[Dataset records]
•••••

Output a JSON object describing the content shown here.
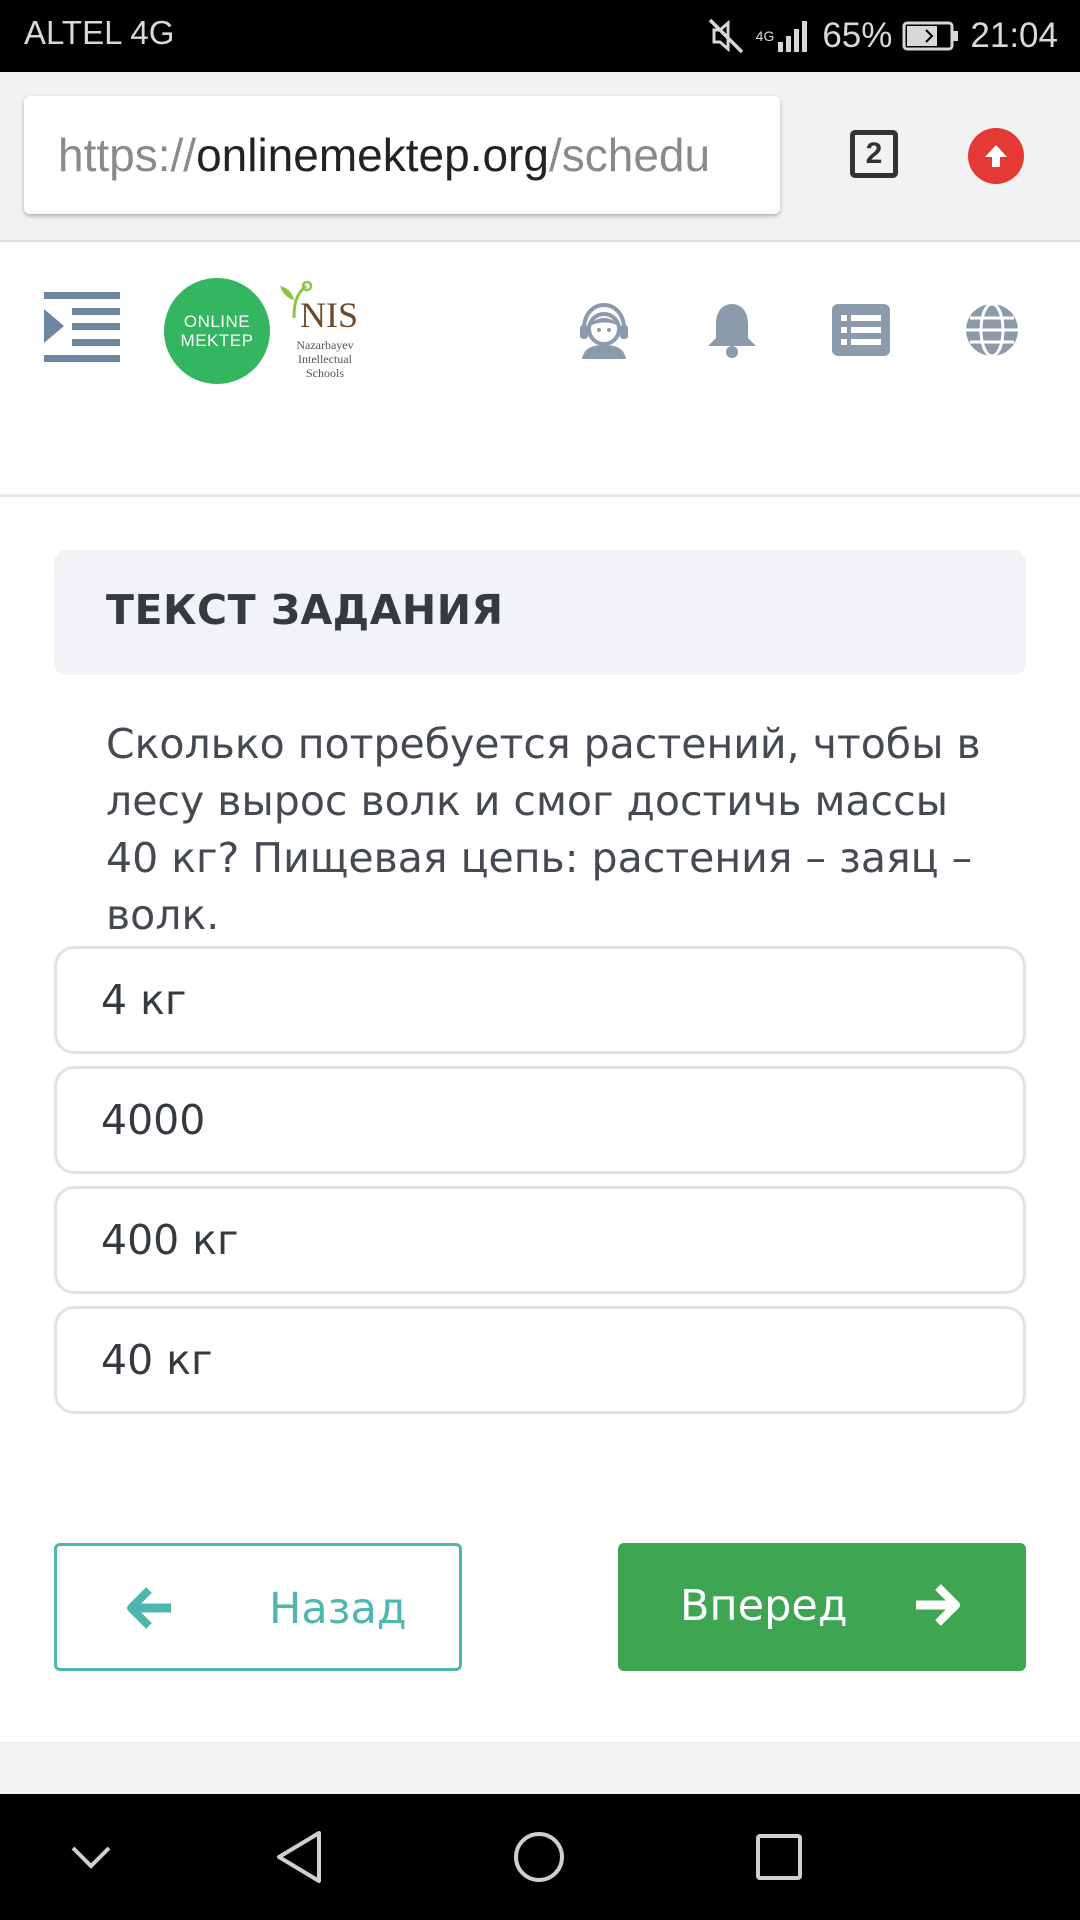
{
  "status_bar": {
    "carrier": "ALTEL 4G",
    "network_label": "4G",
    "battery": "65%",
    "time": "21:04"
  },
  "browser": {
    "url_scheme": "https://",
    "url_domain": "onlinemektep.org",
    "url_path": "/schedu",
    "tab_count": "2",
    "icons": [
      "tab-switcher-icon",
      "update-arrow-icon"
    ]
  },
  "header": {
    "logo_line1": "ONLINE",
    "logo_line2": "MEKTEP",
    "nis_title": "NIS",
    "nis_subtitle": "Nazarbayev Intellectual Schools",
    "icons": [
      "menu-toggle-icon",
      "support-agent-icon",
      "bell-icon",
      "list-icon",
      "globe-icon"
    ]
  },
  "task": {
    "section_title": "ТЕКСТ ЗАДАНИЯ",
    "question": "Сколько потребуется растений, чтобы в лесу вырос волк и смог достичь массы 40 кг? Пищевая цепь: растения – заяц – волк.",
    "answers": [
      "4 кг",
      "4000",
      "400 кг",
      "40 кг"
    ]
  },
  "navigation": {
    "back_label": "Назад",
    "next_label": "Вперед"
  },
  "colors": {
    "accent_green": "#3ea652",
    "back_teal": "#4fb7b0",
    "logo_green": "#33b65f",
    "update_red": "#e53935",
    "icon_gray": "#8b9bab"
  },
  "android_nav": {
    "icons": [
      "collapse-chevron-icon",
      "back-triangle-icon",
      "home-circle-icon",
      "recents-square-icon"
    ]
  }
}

•••••

▶ _Aim of the exercise_
Print every entry exactly as written, without the pictures.

▶ _Full output_
Output a JSON object describing the content shown here.
{
  "status_bar": {
    "carrier": "ALTEL 4G",
    "network_label": "4G",
    "battery": "65%",
    "time": "21:04"
  },
  "browser": {
    "url_scheme": "https://",
    "url_domain": "onlinemektep.org",
    "url_path": "/schedu",
    "tab_count": "2",
    "icons": [
      "tab-switcher-icon",
      "update-arrow-icon"
    ]
  },
  "header": {
    "logo_line1": "ONLINE",
    "logo_line2": "MEKTEP",
    "nis_title": "NIS",
    "nis_subtitle": "Nazarbayev Intellectual Schools",
    "icons": [
      "menu-toggle-icon",
      "support-agent-icon",
      "bell-icon",
      "list-icon",
      "globe-icon"
    ]
  },
  "task": {
    "section_title": "ТЕКСТ ЗАДАНИЯ",
    "question": "Сколько потребуется растений, чтобы в лесу вырос волк и смог достичь массы 40 кг? Пищевая цепь: растения – заяц – волк.",
    "answers": [
      "4 кг",
      "4000",
      "400 кг",
      "40 кг"
    ]
  },
  "navigation": {
    "back_label": "Назад",
    "next_label": "Вперед"
  },
  "colors": {
    "accent_green": "#3ea652",
    "back_teal": "#4fb7b0",
    "logo_green": "#33b65f",
    "update_red": "#e53935",
    "icon_gray": "#8b9bab"
  },
  "android_nav": {
    "icons": [
      "collapse-chevron-icon",
      "back-triangle-icon",
      "home-circle-icon",
      "recents-square-icon"
    ]
  }
}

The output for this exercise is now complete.